DATASET EXCERPTS >>

↓

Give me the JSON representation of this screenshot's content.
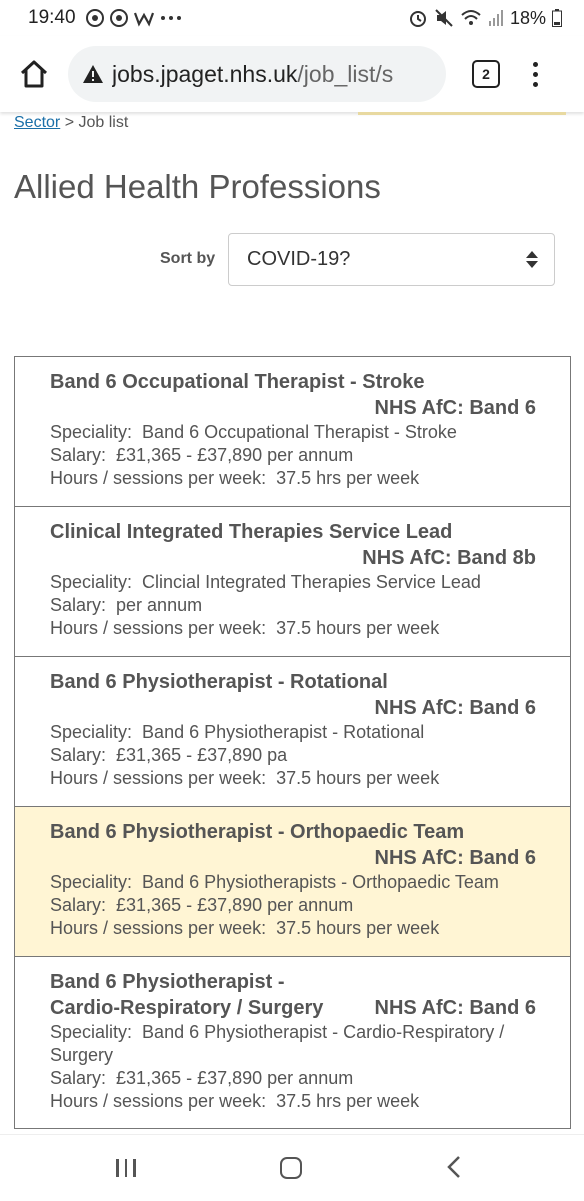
{
  "status_bar": {
    "time": "19:40",
    "battery": "18%",
    "icons": [
      "chrome-icon",
      "chrome-icon",
      "w-app-icon",
      "more-dots-icon",
      "alarm-icon",
      "mute-icon",
      "wifi-icon",
      "signal-icon",
      "battery-icon"
    ]
  },
  "browser": {
    "url_host": "jobs.jpaget.nhs.uk",
    "url_path": "/job_list/s",
    "tab_count": "2"
  },
  "breadcrumb": {
    "link": "Sector",
    "separator": " > ",
    "current": "Job list"
  },
  "page_title": "Allied Health Professions",
  "sort": {
    "label": "Sort by",
    "selected": "COVID-19?"
  },
  "jobs": [
    {
      "title": "Band 6 Occupational Therapist - Stroke",
      "band": "NHS AfC: Band 6",
      "speciality_label": "Speciality:",
      "speciality": "Band 6 Occupational Therapist - Stroke",
      "salary_label": "Salary:",
      "salary": "£31,365 - £37,890 per annum",
      "hours_label": "Hours / sessions per week:",
      "hours": "37.5 hrs per week"
    },
    {
      "title": "Clinical Integrated Therapies Service Lead",
      "band": "NHS AfC: Band 8b",
      "speciality_label": "Speciality:",
      "speciality": "Clincial Integrated Therapies Service Lead",
      "salary_label": "Salary:",
      "salary": "per annum",
      "hours_label": "Hours / sessions per week:",
      "hours": "37.5 hours per week"
    },
    {
      "title": "Band 6 Physiotherapist - Rotational",
      "band": "NHS AfC: Band 6",
      "speciality_label": "Speciality:",
      "speciality": "Band 6 Physiotherapist - Rotational",
      "salary_label": "Salary:",
      "salary": "£31,365 - £37,890 pa",
      "hours_label": "Hours / sessions per week:",
      "hours": "37.5 hours per week"
    },
    {
      "title": "Band 6 Physiotherapist - Orthopaedic Team",
      "band": "NHS AfC: Band 6",
      "speciality_label": "Speciality:",
      "speciality": "Band 6 Physiotherapists - Orthopaedic Team",
      "salary_label": "Salary:",
      "salary": "£31,365 - £37,890 per annum",
      "hours_label": "Hours / sessions per week:",
      "hours": "37.5 hours per week"
    },
    {
      "title": "Band 6 Physiotherapist - Cardio-Respiratory / Surgery",
      "band": "NHS AfC: Band 6",
      "speciality_label": "Speciality:",
      "speciality": "Band 6 Physiotherapist - Cardio-Respiratory / Surgery",
      "salary_label": "Salary:",
      "salary": "£31,365 - £37,890 per annum",
      "hours_label": "Hours / sessions per week:",
      "hours": "37.5 hrs per week"
    }
  ],
  "colors": {
    "link": "#1a6fa8",
    "highlight_row": "#fff5d4",
    "text": "#555555"
  }
}
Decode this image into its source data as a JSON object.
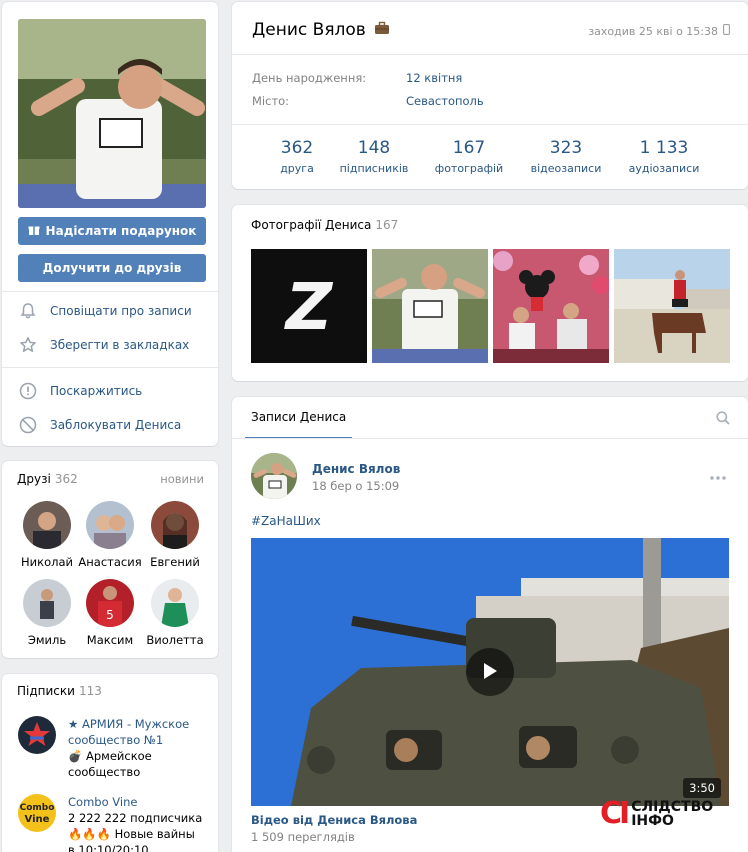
{
  "profile": {
    "name": "Денис Вялов",
    "last_seen": "заходив 25 кві о 15:38",
    "birthday_label": "День народження:",
    "birthday_value": "12 квітня",
    "city_label": "Місто:",
    "city_value": "Севастополь"
  },
  "actions": {
    "gift_button": "Надіслати подарунок",
    "add_friend_button": "Долучити до друзів",
    "notify": "Сповіщати про записи",
    "bookmark": "Зберегти в закладках",
    "report": "Поскаржитись",
    "block": "Заблокувати Дениса"
  },
  "stats": [
    {
      "value": "362",
      "label": "друга"
    },
    {
      "value": "148",
      "label": "підписників"
    },
    {
      "value": "167",
      "label": "фотографій"
    },
    {
      "value": "323",
      "label": "відеозаписи"
    },
    {
      "value": "1 133",
      "label": "аудіозаписи"
    }
  ],
  "photos": {
    "title": "Фотографії Дениса",
    "count": "167",
    "tile1_glyph": "Z"
  },
  "friends": {
    "title": "Друзі",
    "count": "362",
    "link": "новини",
    "items": [
      {
        "name": "Николай"
      },
      {
        "name": "Анастасия"
      },
      {
        "name": "Евгений"
      },
      {
        "name": "Эмиль"
      },
      {
        "name": "Максим"
      },
      {
        "name": "Виолетта"
      }
    ]
  },
  "subscriptions": {
    "title": "Підписки",
    "count": "113",
    "items": [
      {
        "title": "★ АРМИЯ - Мужское сообщество №1",
        "desc": "💣 Армейское сообщество"
      },
      {
        "title": "Combo Vine",
        "desc": "2 222 222 подписчика 🔥🔥🔥 Новые вайны в 10:10/20:10"
      }
    ]
  },
  "wall": {
    "tab": "Записи Дениса",
    "post": {
      "author": "Денис Вялов",
      "date": "18 бер о 15:09",
      "hashtag": "#ZаНаШих",
      "video_duration": "3:50",
      "video_title": "Відео від Дениса Вялова",
      "views": "1 509 переглядів"
    }
  },
  "watermark": {
    "logo": "СІ",
    "line1": "СЛІДСТВО",
    "line2": "ІНФО"
  },
  "colors": {
    "accent": "#5181b8",
    "link": "#2a5885",
    "bg": "#edeef0",
    "watermark_red": "#e31e24"
  }
}
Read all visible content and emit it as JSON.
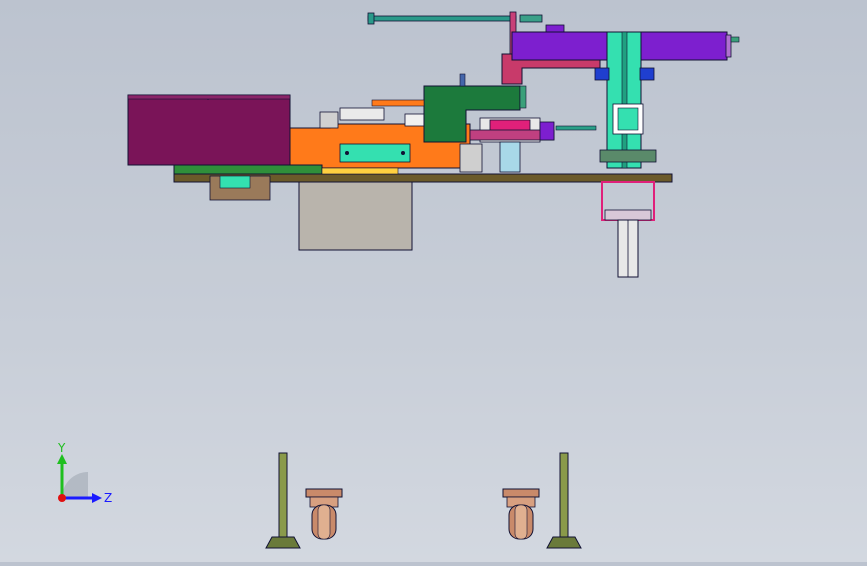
{
  "viewport": {
    "background_top": "#bcc3cf",
    "background_bottom": "#d3d8e0"
  },
  "triad": {
    "y_label": "Y",
    "z_label": "Z",
    "y_color": "#1fbf1f",
    "z_color": "#1a1aff",
    "x_color": "#e01010"
  },
  "colors": {
    "purple_box": "#7a1458",
    "orange_plate": "#ff7a1a",
    "violet_beam": "#7d1fcf",
    "teal": "#34e0b0",
    "green_frame": "#1c7a3c",
    "olive_frame": "#6b5a2a",
    "grey_block": "#b9b4ac",
    "magenta": "#e0207a",
    "copper": "#c98a6a"
  }
}
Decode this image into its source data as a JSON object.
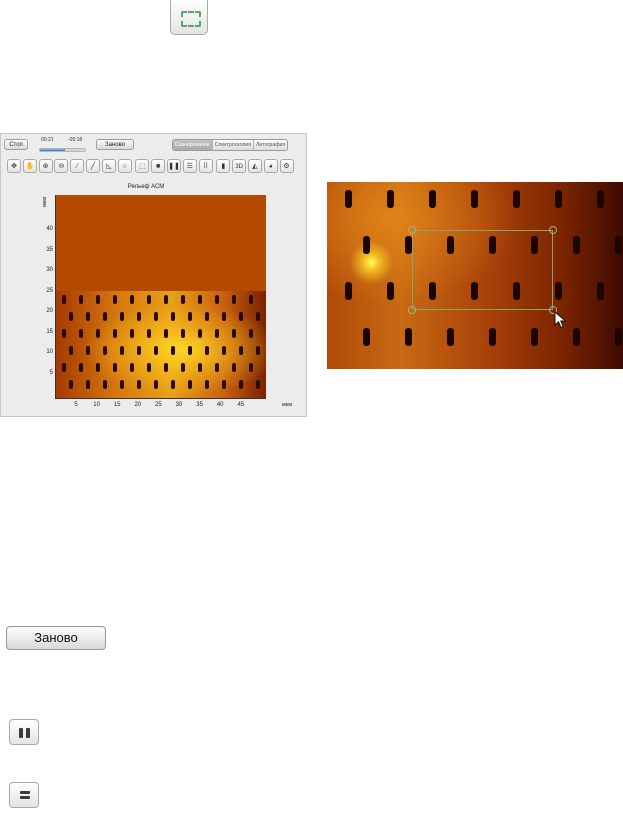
{
  "controls": {
    "stop_label": "Стоп",
    "restart_label": "Заново",
    "elapsed": "00:21",
    "remaining": "-00:18",
    "progress_fraction": 0.55
  },
  "modes": {
    "tabs": [
      {
        "label": "Сканирование",
        "active": true
      },
      {
        "label": "Спектроскопия",
        "active": false
      },
      {
        "label": "Литография",
        "active": false
      }
    ]
  },
  "toolbar": {
    "tools": [
      {
        "name": "move-icon",
        "glyph": "✥"
      },
      {
        "name": "hand-icon",
        "glyph": "✋"
      },
      {
        "name": "zoom-in-icon",
        "glyph": "⊕"
      },
      {
        "name": "zoom-out-icon",
        "glyph": "⊖"
      },
      {
        "name": "eyedropper-icon",
        "glyph": "⁄"
      },
      {
        "name": "ruler-icon",
        "glyph": "╱"
      },
      {
        "name": "angle-icon",
        "glyph": "◺"
      },
      {
        "name": "circle-select-icon",
        "glyph": "○"
      },
      {
        "name": "rect-select-icon",
        "glyph": "⬚"
      },
      {
        "name": "stop-icon",
        "glyph": "■"
      },
      {
        "name": "pause-icon",
        "glyph": "❚❚"
      },
      {
        "name": "lines-icon",
        "glyph": "☰"
      },
      {
        "name": "grid-icon",
        "glyph": "⠿"
      },
      {
        "name": "color-bar-icon",
        "glyph": "▮"
      },
      {
        "name": "view-3d-label",
        "glyph": "3D"
      },
      {
        "name": "filter-icon",
        "glyph": "◭"
      },
      {
        "name": "palette-icon",
        "glyph": "◕"
      },
      {
        "name": "settings-gear-icon",
        "glyph": "⚙"
      }
    ]
  },
  "plot": {
    "title": "Рельеф АСМ",
    "y_unit": "мкм",
    "x_unit": "мкм",
    "y_ticks": [
      "40",
      "35",
      "30",
      "25",
      "20",
      "15",
      "10",
      "5"
    ],
    "x_ticks": [
      "5",
      "10",
      "15",
      "20",
      "25",
      "30",
      "35",
      "40",
      "45"
    ],
    "colors": {
      "unscanned": "#b34a00",
      "bright": "#ffe028",
      "dark": "#2a0a00"
    }
  },
  "buttons": {
    "restart_label": "Заново"
  }
}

↑

THE PROBLEM >> Copy each line of the listing that holds the word "Lead".

RESULT FOR THIS EXERCISE >>
      "title": "Clinical Integrated Therapies Service Lead",
      "speciality": "Clincial Integrated Therapies Service Lead",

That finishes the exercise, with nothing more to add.